::: TEXTAUSZUG

In erster Linie kümmern sie sich aber darum, dass es gar nicht erst
zu Unfällen und Bränden kommt. Dafür überprüfen sie regelmäßig Rauch-
und Wärmeabzugseinrichtungen sowie Feuerlöscher, sie warten Brand-
und Gefahrenmeldeanlagen. «Wird der Bau einer Fabrikhalle geplant,
dann sind Werkfeuerwehrleute dabei», sagt Bernd Saßmannshausen,
Leiter der Brandschutzabteilung bei Merck. Sie prüfen bei der Planung
von Brandschutzkonzepten, wo etwa eine zusätzliche Brandschutztür
oder Löschanlage nötig ist. Und sie schulen Mitarbeiter, damit die
sich bei Gefahr korrekt verhalten.

::::::
::: DATENSATZ

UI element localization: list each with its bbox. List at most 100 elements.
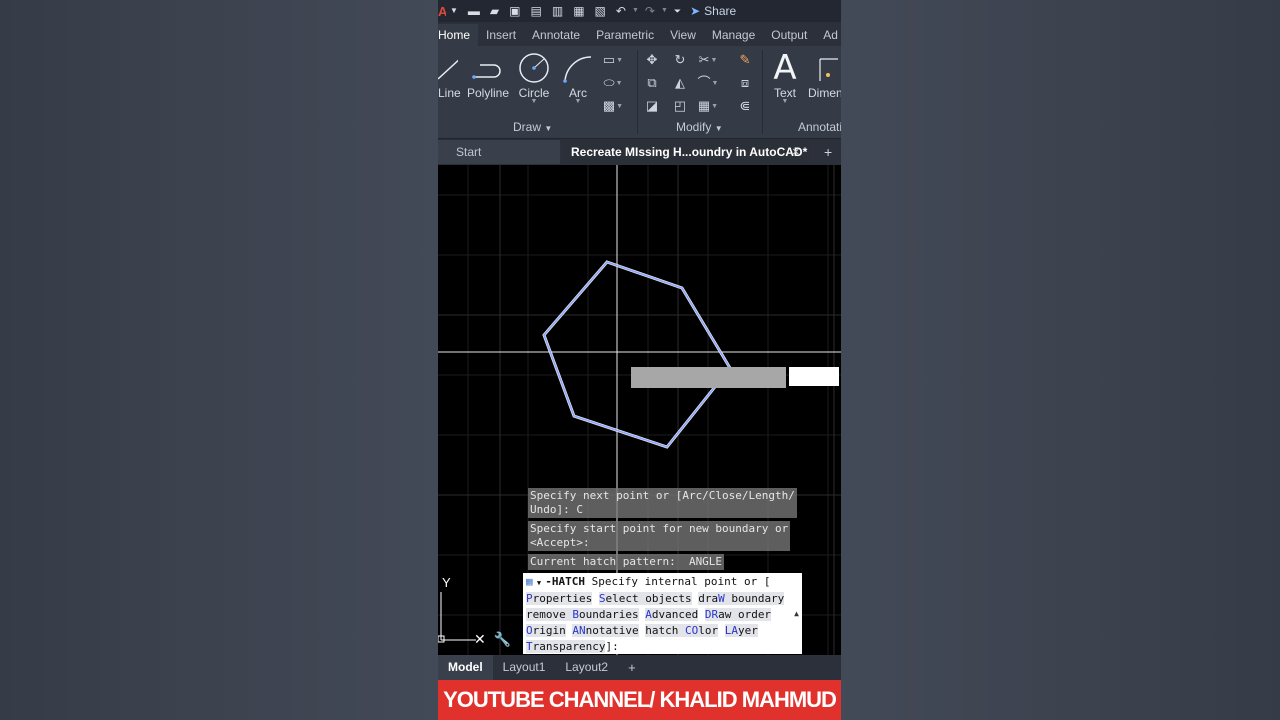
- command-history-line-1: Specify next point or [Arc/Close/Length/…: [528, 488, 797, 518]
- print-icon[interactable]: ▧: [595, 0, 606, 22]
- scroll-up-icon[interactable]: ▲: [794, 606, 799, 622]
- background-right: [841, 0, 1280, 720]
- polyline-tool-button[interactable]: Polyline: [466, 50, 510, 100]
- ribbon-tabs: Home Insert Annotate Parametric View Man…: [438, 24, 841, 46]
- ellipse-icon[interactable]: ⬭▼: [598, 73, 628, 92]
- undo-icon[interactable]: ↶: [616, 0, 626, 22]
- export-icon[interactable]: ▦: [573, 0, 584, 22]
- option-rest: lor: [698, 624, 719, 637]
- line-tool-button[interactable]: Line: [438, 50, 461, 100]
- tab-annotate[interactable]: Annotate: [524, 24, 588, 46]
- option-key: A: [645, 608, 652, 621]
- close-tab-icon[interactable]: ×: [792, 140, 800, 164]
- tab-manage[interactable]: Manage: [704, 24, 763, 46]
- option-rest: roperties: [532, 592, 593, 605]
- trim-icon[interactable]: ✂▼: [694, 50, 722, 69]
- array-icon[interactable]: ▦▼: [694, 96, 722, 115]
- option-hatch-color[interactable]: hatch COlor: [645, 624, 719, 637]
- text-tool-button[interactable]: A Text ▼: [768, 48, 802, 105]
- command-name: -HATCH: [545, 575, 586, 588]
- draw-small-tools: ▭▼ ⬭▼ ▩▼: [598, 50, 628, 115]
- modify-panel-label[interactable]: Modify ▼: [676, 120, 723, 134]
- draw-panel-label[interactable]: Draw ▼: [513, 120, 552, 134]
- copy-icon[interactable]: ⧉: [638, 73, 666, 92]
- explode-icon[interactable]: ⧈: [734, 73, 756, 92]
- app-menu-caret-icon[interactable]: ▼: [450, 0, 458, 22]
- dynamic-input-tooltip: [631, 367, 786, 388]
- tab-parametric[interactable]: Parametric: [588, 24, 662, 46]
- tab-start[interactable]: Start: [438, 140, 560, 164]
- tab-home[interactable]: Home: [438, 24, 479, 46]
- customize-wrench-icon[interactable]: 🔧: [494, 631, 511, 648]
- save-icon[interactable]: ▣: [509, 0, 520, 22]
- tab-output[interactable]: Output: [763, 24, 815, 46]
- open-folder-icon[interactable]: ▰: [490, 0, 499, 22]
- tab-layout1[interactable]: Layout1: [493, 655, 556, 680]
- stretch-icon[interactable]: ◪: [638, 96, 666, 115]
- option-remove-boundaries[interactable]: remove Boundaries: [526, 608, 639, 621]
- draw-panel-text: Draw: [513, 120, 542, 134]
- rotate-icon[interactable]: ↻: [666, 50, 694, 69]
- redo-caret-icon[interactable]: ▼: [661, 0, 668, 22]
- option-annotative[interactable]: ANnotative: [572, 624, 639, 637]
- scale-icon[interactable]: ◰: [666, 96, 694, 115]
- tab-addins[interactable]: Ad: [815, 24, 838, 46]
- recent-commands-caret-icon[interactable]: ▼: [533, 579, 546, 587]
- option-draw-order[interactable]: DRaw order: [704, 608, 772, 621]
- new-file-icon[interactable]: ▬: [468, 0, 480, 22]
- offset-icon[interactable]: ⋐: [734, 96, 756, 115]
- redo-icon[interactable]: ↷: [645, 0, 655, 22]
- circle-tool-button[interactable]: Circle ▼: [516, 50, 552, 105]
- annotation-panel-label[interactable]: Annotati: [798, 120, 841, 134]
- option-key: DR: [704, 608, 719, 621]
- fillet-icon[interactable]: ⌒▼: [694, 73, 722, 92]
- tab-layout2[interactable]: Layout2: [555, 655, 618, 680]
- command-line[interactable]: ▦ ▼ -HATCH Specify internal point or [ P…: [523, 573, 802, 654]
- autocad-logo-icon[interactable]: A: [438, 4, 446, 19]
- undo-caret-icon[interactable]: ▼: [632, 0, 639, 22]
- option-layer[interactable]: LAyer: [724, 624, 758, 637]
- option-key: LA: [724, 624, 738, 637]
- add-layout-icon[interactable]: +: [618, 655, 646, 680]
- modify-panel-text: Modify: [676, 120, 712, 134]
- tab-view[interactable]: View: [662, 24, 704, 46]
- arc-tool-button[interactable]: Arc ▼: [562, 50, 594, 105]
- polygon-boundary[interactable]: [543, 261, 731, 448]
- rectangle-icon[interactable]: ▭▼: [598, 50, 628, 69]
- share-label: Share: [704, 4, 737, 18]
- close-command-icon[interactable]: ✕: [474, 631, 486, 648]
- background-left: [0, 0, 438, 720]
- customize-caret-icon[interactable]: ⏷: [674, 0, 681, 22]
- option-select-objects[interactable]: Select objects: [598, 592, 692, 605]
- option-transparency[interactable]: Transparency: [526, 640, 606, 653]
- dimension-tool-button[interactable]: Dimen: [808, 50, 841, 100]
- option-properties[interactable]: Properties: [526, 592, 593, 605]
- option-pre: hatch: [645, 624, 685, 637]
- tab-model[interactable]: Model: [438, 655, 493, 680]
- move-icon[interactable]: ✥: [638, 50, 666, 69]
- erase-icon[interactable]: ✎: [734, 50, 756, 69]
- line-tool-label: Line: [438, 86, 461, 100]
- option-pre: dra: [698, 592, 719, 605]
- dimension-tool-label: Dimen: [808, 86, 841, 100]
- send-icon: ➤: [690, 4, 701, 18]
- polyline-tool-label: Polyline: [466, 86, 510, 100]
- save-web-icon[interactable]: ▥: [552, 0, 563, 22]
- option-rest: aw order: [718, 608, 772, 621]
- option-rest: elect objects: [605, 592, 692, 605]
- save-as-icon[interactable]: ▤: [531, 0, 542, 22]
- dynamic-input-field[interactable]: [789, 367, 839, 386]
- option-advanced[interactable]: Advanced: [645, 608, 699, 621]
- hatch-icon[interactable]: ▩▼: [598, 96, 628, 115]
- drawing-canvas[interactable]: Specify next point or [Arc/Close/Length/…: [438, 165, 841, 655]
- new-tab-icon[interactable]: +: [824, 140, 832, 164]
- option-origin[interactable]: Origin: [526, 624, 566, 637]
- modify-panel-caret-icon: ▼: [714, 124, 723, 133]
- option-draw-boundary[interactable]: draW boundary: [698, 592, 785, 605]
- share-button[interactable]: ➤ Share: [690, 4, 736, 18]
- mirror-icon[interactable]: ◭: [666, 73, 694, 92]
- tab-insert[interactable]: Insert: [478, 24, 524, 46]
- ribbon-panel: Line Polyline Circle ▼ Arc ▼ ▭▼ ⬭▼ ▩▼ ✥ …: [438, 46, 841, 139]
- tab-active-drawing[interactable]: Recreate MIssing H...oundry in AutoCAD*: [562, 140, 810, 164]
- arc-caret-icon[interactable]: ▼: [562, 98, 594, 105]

::::::

Führe den Textauszug über die Arbeit der Werkfeuerwehr im Anschluss an seinen letzten Satz weiter.

-- ANTWORT --
Diese Vielfalt ist auch der Grund dafür, dass Netzer gerne zur Arbeit
kommt. «Den ganzen Tag nur am Schreibtisch zu sitzen, das wäre nichts
für mich», sagt sie. Wer sich für den Beruf interessiert, muss
teamfähig sein. Denn Werkfeuerwehrleute gehen die täglichen
Herausforderungen gemeinsam an. Wie wichtig die Zusammenarbeit in dem
Job ist, zeigt sich aber gerade im Notfall: Wenn es um jede Sekunde
geht, muss jeder seine Rolle und seinen Platz kennen.
Theoretisch reicht für die Ausbildung zur Werkfeuerwehrfrau zwar ein
Hauptschulabschluss – besser wäre aber mehr. «Bislang wurden
mehrheitlich Abiturienten und Realschulabsolventen eingestellt»,
erklärt Warmbier. Technisches Verständnis und handwerkliches Geschick
sind ebenso wichtig wie körperliche Fitness. In Gefahrensituationen
müssen Werkfeuerwehrleute einen kühlen Kopf bewahren und schnell
sowie verantwortungsbewusst handeln. «Der Umgang mit Verletzten oder
vielleicht sogar Toten kann zudem psychisch belastend sein», sagt
Netzer.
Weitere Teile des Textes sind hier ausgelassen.